_Alıntı Metin_:
Bu dönemde kişinin başarılı olabilmesi için öncelikle çocukluk döneminde yeterince cesaretlendirilmiş olması, kendisine inancının bulunması, kendisini tanımış ve keşfedebilmiş olması, hayal gücünün gelişmiş olması, meraklı ve araştırıp öğrenen bunun sonucunda ise öğrendiklerini kendi beyin süzgecinden geçirip kendi bilgileriyle harmanlayarak yeni bir ürün ortaya koyabilecek kadar yaratıcı olması gerekmektedir. Bu dönemde verimsizliği yaşamak, kişi açısından özellikle yıkıcı olmaktadır çünkü kendisine inancı olmayan kişi başarısızlığı, verimsizliği tattıkça daha da büyük hayal kırıklığı yaşayacak, kendisine karşı öfke dolu olacak ve zaman geçtikçe kendisine olan öfkesini ve nefretini diğer insanlara yansıtmaya başlayacaktır. Bu andan itibaren kişi çöküşe geçecektir.

_Yapılacak İş_:
Başarı ve verimsizlik üzerine olan yukarıdaki metni, tek kelimesini bile değiştirmeden baştan sona yeniden yazın.

_Verilen Bilgiler_:
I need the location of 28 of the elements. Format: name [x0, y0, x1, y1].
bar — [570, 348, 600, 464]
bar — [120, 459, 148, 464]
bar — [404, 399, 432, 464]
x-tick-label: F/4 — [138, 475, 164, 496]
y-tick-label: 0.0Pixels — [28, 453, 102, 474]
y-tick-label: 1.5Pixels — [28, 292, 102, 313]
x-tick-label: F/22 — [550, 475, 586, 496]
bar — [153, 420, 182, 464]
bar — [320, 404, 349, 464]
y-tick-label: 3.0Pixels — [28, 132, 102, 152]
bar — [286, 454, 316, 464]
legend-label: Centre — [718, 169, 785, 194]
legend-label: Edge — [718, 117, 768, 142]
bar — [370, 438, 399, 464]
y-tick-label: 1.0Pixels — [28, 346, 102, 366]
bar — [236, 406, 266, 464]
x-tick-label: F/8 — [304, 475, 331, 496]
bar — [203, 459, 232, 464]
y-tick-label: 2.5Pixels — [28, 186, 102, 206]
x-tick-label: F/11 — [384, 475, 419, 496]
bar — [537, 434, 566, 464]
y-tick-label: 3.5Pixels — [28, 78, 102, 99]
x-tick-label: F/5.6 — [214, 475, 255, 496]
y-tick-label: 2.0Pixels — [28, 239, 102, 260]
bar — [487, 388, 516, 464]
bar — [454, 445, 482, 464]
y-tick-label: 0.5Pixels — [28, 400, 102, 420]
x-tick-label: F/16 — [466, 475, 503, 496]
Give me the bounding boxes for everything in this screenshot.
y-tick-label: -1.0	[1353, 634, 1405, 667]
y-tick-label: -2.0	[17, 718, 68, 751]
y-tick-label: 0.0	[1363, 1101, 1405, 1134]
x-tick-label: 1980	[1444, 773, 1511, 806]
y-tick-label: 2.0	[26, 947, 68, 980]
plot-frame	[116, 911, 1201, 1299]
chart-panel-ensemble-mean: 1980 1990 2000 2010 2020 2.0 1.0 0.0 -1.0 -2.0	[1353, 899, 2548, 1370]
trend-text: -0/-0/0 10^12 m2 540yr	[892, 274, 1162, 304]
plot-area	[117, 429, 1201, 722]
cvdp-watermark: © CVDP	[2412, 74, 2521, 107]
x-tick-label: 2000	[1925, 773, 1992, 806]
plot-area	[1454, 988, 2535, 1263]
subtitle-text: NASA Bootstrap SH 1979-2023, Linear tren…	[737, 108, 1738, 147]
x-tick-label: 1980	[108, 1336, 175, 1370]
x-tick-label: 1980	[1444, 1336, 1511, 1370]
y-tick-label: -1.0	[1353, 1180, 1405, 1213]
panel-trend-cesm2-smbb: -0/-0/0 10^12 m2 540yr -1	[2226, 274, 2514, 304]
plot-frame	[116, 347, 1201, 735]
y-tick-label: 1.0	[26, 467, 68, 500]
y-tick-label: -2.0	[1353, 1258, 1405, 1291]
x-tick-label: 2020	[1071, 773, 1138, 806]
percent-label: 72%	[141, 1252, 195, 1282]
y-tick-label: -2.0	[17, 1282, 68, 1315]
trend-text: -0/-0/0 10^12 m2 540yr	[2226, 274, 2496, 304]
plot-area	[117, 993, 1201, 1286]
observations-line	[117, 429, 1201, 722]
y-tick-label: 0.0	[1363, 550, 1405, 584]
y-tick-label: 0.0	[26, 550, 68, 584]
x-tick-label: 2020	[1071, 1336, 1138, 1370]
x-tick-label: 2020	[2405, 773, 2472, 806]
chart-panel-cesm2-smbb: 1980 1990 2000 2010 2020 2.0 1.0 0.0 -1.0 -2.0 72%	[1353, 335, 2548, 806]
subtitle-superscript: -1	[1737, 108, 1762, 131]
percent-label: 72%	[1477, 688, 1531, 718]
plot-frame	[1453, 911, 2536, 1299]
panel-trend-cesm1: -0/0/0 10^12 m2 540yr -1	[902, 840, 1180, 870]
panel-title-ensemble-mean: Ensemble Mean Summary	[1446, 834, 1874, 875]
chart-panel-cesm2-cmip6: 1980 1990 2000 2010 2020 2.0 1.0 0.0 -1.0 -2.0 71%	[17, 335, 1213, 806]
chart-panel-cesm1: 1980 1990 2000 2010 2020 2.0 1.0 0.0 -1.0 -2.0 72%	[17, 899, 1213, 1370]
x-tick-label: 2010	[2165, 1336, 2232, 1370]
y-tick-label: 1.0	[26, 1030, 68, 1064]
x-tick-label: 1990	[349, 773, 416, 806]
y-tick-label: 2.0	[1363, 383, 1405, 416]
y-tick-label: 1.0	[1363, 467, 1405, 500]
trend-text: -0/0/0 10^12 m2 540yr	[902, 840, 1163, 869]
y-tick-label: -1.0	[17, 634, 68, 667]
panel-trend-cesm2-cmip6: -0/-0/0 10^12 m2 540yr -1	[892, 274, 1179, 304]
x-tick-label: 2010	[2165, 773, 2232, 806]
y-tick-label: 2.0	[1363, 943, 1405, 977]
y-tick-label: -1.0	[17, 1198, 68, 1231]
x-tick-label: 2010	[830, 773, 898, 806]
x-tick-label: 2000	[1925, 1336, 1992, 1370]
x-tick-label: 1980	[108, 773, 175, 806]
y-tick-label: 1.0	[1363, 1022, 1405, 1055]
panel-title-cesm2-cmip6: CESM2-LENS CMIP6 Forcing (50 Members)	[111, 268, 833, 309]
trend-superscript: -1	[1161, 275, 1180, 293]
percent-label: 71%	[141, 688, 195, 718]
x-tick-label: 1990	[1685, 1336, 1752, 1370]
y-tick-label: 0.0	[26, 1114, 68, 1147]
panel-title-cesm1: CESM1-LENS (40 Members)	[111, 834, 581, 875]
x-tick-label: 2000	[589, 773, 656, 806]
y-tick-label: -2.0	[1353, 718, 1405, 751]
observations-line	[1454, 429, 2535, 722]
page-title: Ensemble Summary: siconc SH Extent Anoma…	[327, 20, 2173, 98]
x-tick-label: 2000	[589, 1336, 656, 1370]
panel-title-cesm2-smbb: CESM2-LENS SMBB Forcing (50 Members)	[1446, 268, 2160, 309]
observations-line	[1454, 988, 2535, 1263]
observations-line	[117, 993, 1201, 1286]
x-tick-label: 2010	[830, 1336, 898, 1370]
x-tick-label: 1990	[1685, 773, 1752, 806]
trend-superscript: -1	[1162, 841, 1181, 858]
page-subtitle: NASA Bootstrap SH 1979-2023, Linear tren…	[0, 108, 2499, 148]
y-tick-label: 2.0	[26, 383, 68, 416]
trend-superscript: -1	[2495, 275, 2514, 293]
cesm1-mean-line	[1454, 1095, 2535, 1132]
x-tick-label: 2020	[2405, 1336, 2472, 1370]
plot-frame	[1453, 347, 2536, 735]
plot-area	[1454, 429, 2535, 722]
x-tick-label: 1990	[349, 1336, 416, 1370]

_Görevin Cevabı_:
Bu dönemde kişinin başarılı olabilmesi için öncelikle çocukluk döneminde yeterince cesaretlendirilmiş olması, kendisine inancının bulunması, kendisini tanımış ve keşfedebilmiş olması, hayal gücünün gelişmiş olması, meraklı ve araştırıp öğrenen bunun sonucunda ise öğrendiklerini kendi beyin süzgecinden geçirip kendi bilgileriyle harmanlayarak yeni bir ürün ortaya koyabilecek kadar yaratıcı olması gerekmektedir. Bu dönemde verimsizliği yaşamak, kişi açısından özellikle yıkıcı olmaktadır çünkü kendisine inancı olmayan kişi başarısızlığı, verimsizliği tattıkça daha da büyük hayal kırıklığı yaşayacak, kendisine karşı öfke dolu olacak ve zaman geçtikçe kendisine olan öfkesini ve nefretini diğer insanlara yansıtmaya başlayacaktır. Bu andan itibaren kişi çöküşe geçecektir.